=== BRIEF ===
Make an exact copy of the data below, leaving out every picture.

=== Saved entries ===
++++++++++++++++++++

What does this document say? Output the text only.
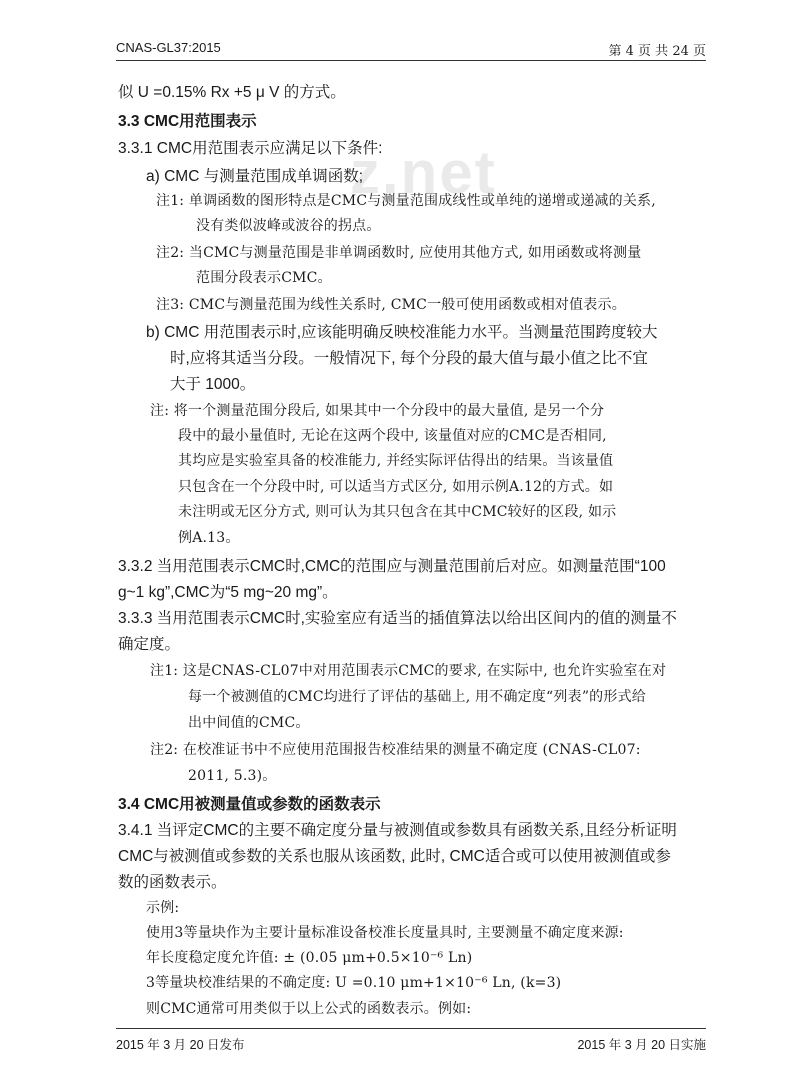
CNAS-GL37:2015	第 4 页 共 24 页
z.net
似 U =0.15% Rx +5 μ V 的方式。
3.3 CMC用范围表示
3.3.1 CMC用范围表示应满足以下条件:
a) CMC 与测量范围成单调函数;
注1: 单调函数的图形特点是CMC与测量范围成线性或单纯的递增或递减的关系,
没有类似波峰或波谷的拐点。
注2: 当CMC与测量范围是非单调函数时, 应使用其他方式, 如用函数或将测量
范围分段表示CMC。
注3: CMC与测量范围为线性关系时, CMC一般可使用函数或相对值表示。
b) CMC 用范围表示时,应该能明确反映校准能力水平。当测量范围跨度较大
时,应将其适当分段。一般情况下, 每个分段的最大值与最小值之比不宜
大于 1000。
注: 将一个测量范围分段后, 如果其中一个分段中的最大量值, 是另一个分
段中的最小量值时, 无论在这两个段中, 该量值对应的CMC是否相同,
其均应是实验室具备的校准能力, 并经实际评估得出的结果。当该量值
只包含在一个分段中时, 可以适当方式区分, 如用示例A.12的方式。如
未注明或无区分方式, 则可认为其只包含在其中CMC较好的区段, 如示
例A.13。
3.3.2 当用范围表示CMC时,CMC的范围应与测量范围前后对应。如测量范围“100
g~1 kg”,CMC为“5 mg~20 mg”。
3.3.3 当用范围表示CMC时,实验室应有适当的插值算法以给出区间内的值的测量不
确定度。
注1: 这是CNAS-CL07中对用范围表示CMC的要求, 在实际中, 也允许实验室在对
每一个被测值的CMC均进行了评估的基础上, 用不确定度“列表”的形式给
出中间值的CMC。
注2: 在校准证书中不应使用范围报告校准结果的测量不确定度 (CNAS-CL07:
2011, 5.3)。
3.4 CMC用被测量值或参数的函数表示
3.4.1 当评定CMC的主要不确定度分量与被测值或参数具有函数关系,且经分析证明
CMC与被测值或参数的关系也服从该函数, 此时, CMC适合或可以使用被测值或参
数的函数表示。
示例:
使用3等量块作为主要计量标准设备校准长度量具时, 主要测量不确定度来源:
年长度稳定度允许值: ± (0.05 μm+0.5×10⁻⁶ Ln)
3等量块校准结果的不确定度: U =0.10 μm+1×10⁻⁶ Ln, (k=3)
则CMC通常可用类似于以上公式的函数表示。例如:
2015 年 3 月 20 日发布	2015 年 3 月 20 日实施
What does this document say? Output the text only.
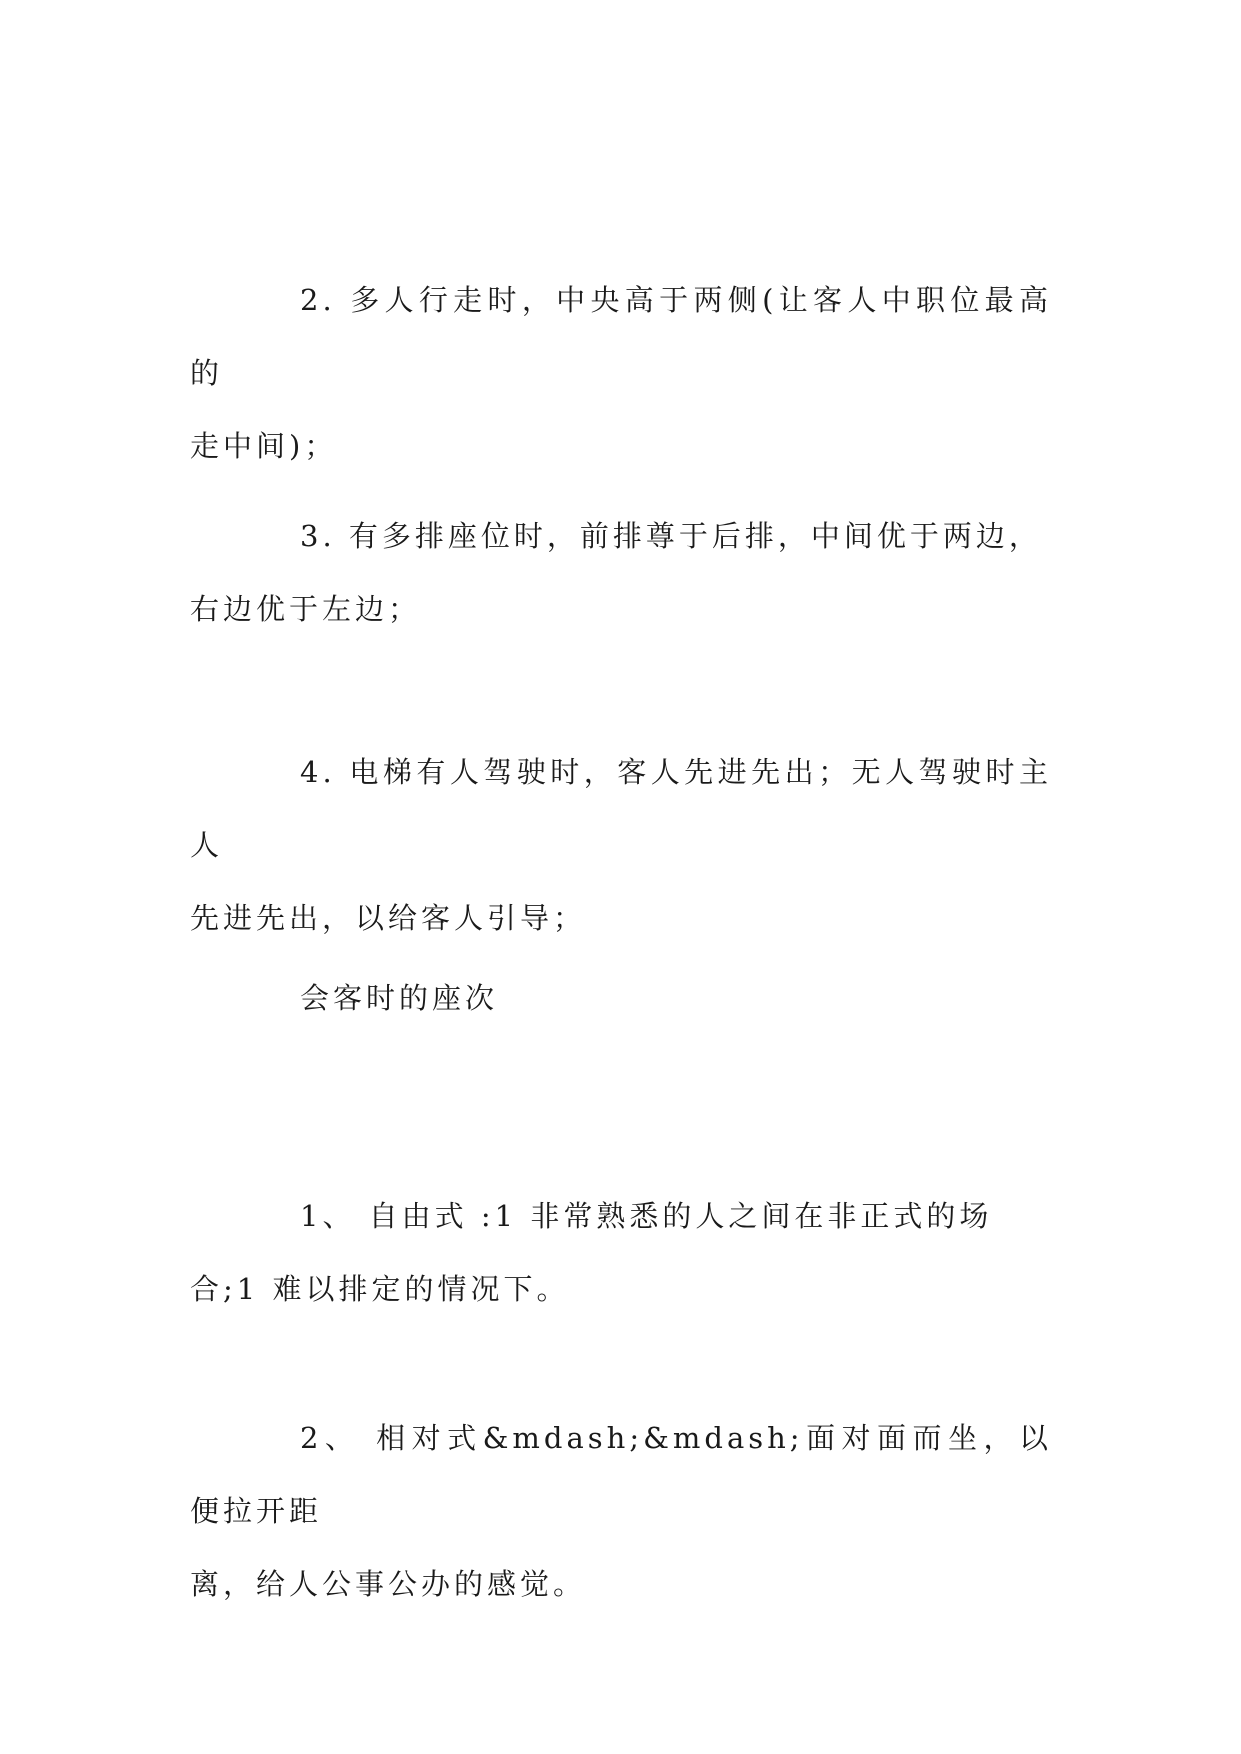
2. 多人行走时，中央高于两侧(让客人中职位最高的
走中间)；

3. 有多排座位时，前排尊于后排，中间优于两边，
右边优于左边；

4. 电梯有人驾驶时，客人先进先出；无人驾驶时主人
先进先出，以给客人引导；

会客时的座次

1、 自由式 :1 非常熟悉的人之间在非正式的场
合;1 难以排定的情况下。

2、 相对式&mdash;&mdash;面对面而坐，以便拉开距
离，给人公事公办的感觉。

++++++++++++++++++++

=== THE RESULT ===
What does this document say? Output the text only.
CNAS-GL37:2015	第 4 页 共 24 页
z.net
似 U =0.15% Rx +5 μ V 的方式。
3.3 CMC用范围表示
3.3.1 CMC用范围表示应满足以下条件:
a) CMC 与测量范围成单调函数;
注1: 单调函数的图形特点是CMC与测量范围成线性或单纯的递增或递减的关系,
没有类似波峰或波谷的拐点。
注2: 当CMC与测量范围是非单调函数时, 应使用其他方式, 如用函数或将测量
范围分段表示CMC。
注3: CMC与测量范围为线性关系时, CMC一般可使用函数或相对值表示。
b) CMC 用范围表示时,应该能明确反映校准能力水平。当测量范围跨度较大
时,应将其适当分段。一般情况下, 每个分段的最大值与最小值之比不宜
大于 1000。
注: 将一个测量范围分段后, 如果其中一个分段中的最大量值, 是另一个分
段中的最小量值时, 无论在这两个段中, 该量值对应的CMC是否相同,
其均应是实验室具备的校准能力, 并经实际评估得出的结果。当该量值
只包含在一个分段中时, 可以适当方式区分, 如用示例A.12的方式。如
未注明或无区分方式, 则可认为其只包含在其中CMC较好的区段, 如示
例A.13。
3.3.2 当用范围表示CMC时,CMC的范围应与测量范围前后对应。如测量范围“100
g~1 kg”,CMC为“5 mg~20 mg”。
3.3.3 当用范围表示CMC时,实验室应有适当的插值算法以给出区间内的值的测量不
确定度。
注1: 这是CNAS-CL07中对用范围表示CMC的要求, 在实际中, 也允许实验室在对
每一个被测值的CMC均进行了评估的基础上, 用不确定度“列表”的形式给
出中间值的CMC。
注2: 在校准证书中不应使用范围报告校准结果的测量不确定度 (CNAS-CL07:
2011, 5.3)。
3.4 CMC用被测量值或参数的函数表示
3.4.1 当评定CMC的主要不确定度分量与被测值或参数具有函数关系,且经分析证明
CMC与被测值或参数的关系也服从该函数, 此时, CMC适合或可以使用被测值或参
数的函数表示。
示例:
使用3等量块作为主要计量标准设备校准长度量具时, 主要测量不确定度来源:
年长度稳定度允许值: ± (0.05 μm+0.5×10⁻⁶ Ln)
3等量块校准结果的不确定度: U =0.10 μm+1×10⁻⁶ Ln, (k=3)
则CMC通常可用类似于以上公式的函数表示。例如:
2015 年 3 月 20 日发布	2015 年 3 月 20 日实施
What does this document say? Output the text only.
2. 多人行走时，中央高于两侧(让客人中职位最高的
走中间)；

3. 有多排座位时，前排尊于后排，中间优于两边，
右边优于左边；

4. 电梯有人驾驶时，客人先进先出；无人驾驶时主人
先进先出，以给客人引导；

会客时的座次

1、 自由式 :1 非常熟悉的人之间在非正式的场
合;1 难以排定的情况下。

2、 相对式&mdash;&mdash;面对面而坐，以便拉开距
离，给人公事公办的感觉。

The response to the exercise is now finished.